╔══

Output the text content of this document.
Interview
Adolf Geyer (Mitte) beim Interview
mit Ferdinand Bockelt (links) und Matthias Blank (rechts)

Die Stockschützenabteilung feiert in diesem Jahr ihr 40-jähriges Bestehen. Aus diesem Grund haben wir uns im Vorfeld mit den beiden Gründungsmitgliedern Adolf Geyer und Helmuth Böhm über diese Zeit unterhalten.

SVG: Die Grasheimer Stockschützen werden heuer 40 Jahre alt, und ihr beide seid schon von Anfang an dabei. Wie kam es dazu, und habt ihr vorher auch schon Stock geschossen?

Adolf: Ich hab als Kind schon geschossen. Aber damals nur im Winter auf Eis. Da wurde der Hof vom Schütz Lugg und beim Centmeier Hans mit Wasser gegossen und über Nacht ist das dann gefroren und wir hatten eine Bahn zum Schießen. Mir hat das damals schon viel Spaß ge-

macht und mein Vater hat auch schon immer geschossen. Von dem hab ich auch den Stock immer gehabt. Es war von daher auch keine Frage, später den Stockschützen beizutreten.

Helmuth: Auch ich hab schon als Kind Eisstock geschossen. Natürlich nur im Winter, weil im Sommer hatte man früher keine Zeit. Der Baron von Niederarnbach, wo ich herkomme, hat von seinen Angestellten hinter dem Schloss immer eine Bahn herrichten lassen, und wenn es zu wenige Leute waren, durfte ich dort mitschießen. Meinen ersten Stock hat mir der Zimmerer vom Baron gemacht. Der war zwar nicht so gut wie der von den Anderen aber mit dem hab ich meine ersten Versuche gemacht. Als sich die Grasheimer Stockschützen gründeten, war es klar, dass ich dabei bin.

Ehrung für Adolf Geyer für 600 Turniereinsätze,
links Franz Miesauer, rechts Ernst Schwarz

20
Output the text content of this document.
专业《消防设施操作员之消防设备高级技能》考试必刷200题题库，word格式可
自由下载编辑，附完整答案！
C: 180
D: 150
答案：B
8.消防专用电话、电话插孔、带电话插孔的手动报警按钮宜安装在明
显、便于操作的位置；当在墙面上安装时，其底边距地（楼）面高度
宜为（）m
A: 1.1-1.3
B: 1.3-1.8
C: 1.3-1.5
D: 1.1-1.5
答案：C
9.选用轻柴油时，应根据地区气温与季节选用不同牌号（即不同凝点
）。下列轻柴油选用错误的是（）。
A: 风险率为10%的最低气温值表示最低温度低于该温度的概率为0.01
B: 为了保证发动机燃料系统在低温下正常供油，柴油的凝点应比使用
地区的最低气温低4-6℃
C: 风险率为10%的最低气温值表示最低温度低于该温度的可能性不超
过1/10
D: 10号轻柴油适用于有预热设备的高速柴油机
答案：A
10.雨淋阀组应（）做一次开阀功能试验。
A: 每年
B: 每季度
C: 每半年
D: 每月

╚══

> **Work required**
Pull every line holding "geschossen" out of the records.

> **Complete answer**
SVG: Die Grasheimer Stockschützen werden heuer 40 Jahre alt, und ihr beide seid schon von Anfang an dabei. Wie kam es dazu, und habt ihr vorher auch schon Stock geschossen?
Adolf: Ich hab als Kind schon geschossen. Aber damals nur im Winter auf Eis. Da wurde der Hof vom Schütz Lugg und beim Centmeier Hans mit Wasser gegossen und über Nacht ist das dann gefroren und wir hatten eine Bahn zum Schießen. Mir hat das damals schon viel Spaß ge-
macht und mein Vater hat auch schon immer geschossen. Von dem hab ich auch den Stock immer gehabt. Es war von daher auch keine Frage, später den Stockschützen beizutreten.
Helmuth: Auch ich hab schon als Kind Eisstock geschossen. Natürlich nur im Winter, weil im Sommer hatte man früher keine Zeit. Der Baron von Niederarnbach, wo ich herkomme, hat von seinen Angestellten hinter dem Schloss immer eine Bahn herrichten lassen, und wenn es zu wenige Leute waren, durfte ich dort mitschießen. Meinen ersten Stock hat mir der Zimmerer vom Baron gemacht. Der war zwar nicht so gut wie der von den Anderen aber mit dem hab ich meine ersten Versuche gemacht. Als sich die Grasheimer Stockschützen gründeten, war es klar, dass ich dabei bin.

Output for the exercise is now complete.